[Collected data entries]

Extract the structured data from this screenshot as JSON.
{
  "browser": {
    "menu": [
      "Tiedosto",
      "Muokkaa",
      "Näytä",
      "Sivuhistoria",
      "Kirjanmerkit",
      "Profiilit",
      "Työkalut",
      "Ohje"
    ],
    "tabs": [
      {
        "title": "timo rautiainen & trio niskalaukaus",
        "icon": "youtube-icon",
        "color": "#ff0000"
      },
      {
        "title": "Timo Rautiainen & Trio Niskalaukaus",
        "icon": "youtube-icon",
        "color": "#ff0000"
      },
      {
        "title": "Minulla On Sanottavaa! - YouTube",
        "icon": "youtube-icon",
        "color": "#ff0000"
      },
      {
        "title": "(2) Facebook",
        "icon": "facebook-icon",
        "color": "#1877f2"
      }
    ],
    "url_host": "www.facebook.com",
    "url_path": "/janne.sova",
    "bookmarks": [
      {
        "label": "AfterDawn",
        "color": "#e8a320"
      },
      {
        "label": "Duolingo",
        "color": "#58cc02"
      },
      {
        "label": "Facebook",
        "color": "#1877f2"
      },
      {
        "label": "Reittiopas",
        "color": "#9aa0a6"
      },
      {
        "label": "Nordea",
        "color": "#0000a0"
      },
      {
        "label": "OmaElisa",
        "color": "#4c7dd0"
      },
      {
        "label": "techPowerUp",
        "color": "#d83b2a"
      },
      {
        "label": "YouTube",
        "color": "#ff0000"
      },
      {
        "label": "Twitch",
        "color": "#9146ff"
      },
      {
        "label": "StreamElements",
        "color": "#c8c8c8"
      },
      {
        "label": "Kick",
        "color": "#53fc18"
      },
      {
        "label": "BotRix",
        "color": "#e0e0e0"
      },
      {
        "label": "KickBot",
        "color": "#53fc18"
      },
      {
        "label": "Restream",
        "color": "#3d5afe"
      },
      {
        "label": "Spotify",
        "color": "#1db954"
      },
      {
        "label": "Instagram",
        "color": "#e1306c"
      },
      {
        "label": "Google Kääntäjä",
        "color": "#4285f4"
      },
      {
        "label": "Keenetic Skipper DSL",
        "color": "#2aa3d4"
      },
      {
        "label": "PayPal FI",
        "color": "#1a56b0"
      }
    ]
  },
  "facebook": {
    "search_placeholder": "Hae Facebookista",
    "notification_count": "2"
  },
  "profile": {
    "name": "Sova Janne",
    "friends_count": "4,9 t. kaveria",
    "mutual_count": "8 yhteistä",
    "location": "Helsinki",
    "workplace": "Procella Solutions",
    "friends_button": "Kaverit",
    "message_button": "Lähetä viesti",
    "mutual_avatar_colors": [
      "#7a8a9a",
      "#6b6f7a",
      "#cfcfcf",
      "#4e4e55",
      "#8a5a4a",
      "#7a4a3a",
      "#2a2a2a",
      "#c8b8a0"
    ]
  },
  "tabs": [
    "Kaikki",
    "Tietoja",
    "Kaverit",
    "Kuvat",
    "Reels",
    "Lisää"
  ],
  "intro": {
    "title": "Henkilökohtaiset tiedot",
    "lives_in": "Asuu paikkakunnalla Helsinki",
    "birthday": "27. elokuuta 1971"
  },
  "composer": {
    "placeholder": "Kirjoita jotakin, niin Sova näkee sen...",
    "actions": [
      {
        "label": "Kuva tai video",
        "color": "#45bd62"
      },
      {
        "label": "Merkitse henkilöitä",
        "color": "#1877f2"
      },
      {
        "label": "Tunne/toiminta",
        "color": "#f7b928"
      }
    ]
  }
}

_EXERCISE REQUIREMENTS:_ Write out every line of the records exactly.

_ANSWER FOR THIS EXERCISE:_
Extract the structured data from this screenshot as JSON.
{
  "browser": {
    "menu": [
      "Tiedosto",
      "Muokkaa",
      "Näytä",
      "Sivuhistoria",
      "Kirjanmerkit",
      "Profiilit",
      "Työkalut",
      "Ohje"
    ],
    "tabs": [
      {
        "title": "timo rautiainen & trio niskalaukaus",
        "icon": "youtube-icon",
        "color": "#ff0000"
      },
      {
        "title": "Timo Rautiainen & Trio Niskalaukaus",
        "icon": "youtube-icon",
        "color": "#ff0000"
      },
      {
        "title": "Minulla On Sanottavaa! - YouTube",
        "icon": "youtube-icon",
        "color": "#ff0000"
      },
      {
        "title": "(2) Facebook",
        "icon": "facebook-icon",
        "color": "#1877f2"
      }
    ],
    "url_host": "www.facebook.com",
    "url_path": "/janne.sova",
    "bookmarks": [
      {
        "label": "AfterDawn",
        "color": "#e8a320"
      },
      {
        "label": "Duolingo",
        "color": "#58cc02"
      },
      {
        "label": "Facebook",
        "color": "#1877f2"
      },
      {
        "label": "Reittiopas",
        "color": "#9aa0a6"
      },
      {
        "label": "Nordea",
        "color": "#0000a0"
      },
      {
        "label": "OmaElisa",
        "color": "#4c7dd0"
      },
      {
        "label": "techPowerUp",
        "color": "#d83b2a"
      },
      {
        "label": "YouTube",
        "color": "#ff0000"
      },
      {
        "label": "Twitch",
        "color": "#9146ff"
      },
      {
        "label": "StreamElements",
        "color": "#c8c8c8"
      },
      {
        "label": "Kick",
        "color": "#53fc18"
      },
      {
        "label": "BotRix",
        "color": "#e0e0e0"
      },
      {
        "label": "KickBot",
        "color": "#53fc18"
      },
      {
        "label": "Restream",
        "color": "#3d5afe"
      },
      {
        "label": "Spotify",
        "color": "#1db954"
      },
      {
        "label": "Instagram",
        "color": "#e1306c"
      },
      {
        "label": "Google Kääntäjä",
        "color": "#4285f4"
      },
      {
        "label": "Keenetic Skipper DSL",
        "color": "#2aa3d4"
      },
      {
        "label": "PayPal FI",
        "color": "#1a56b0"
      }
    ]
  },
  "facebook": {
    "search_placeholder": "Hae Facebookista",
    "notification_count": "2"
  },
  "profile": {
    "name": "Sova Janne",
    "friends_count": "4,9 t. kaveria",
    "mutual_count": "8 yhteistä",
    "location": "Helsinki",
    "workplace": "Procella Solutions",
    "friends_button": "Kaverit",
    "message_button": "Lähetä viesti",
    "mutual_avatar_colors": [
      "#7a8a9a",
      "#6b6f7a",
      "#cfcfcf",
      "#4e4e55",
      "#8a5a4a",
      "#7a4a3a",
      "#2a2a2a",
      "#c8b8a0"
    ]
  },
  "tabs": [
    "Kaikki",
    "Tietoja",
    "Kaverit",
    "Kuvat",
    "Reels",
    "Lisää"
  ],
  "intro": {
    "title": "Henkilökohtaiset tiedot",
    "lives_in": "Asuu paikkakunnalla Helsinki",
    "birthday": "27. elokuuta 1971"
  },
  "composer": {
    "placeholder": "Kirjoita jotakin, niin Sova näkee sen...",
    "actions": [
      {
        "label": "Kuva tai video",
        "color": "#45bd62"
      },
      {
        "label": "Merkitse henkilöitä",
        "color": "#1877f2"
      },
      {
        "label": "Tunne/toiminta",
        "color": "#f7b928"
      }
    ]
  }
}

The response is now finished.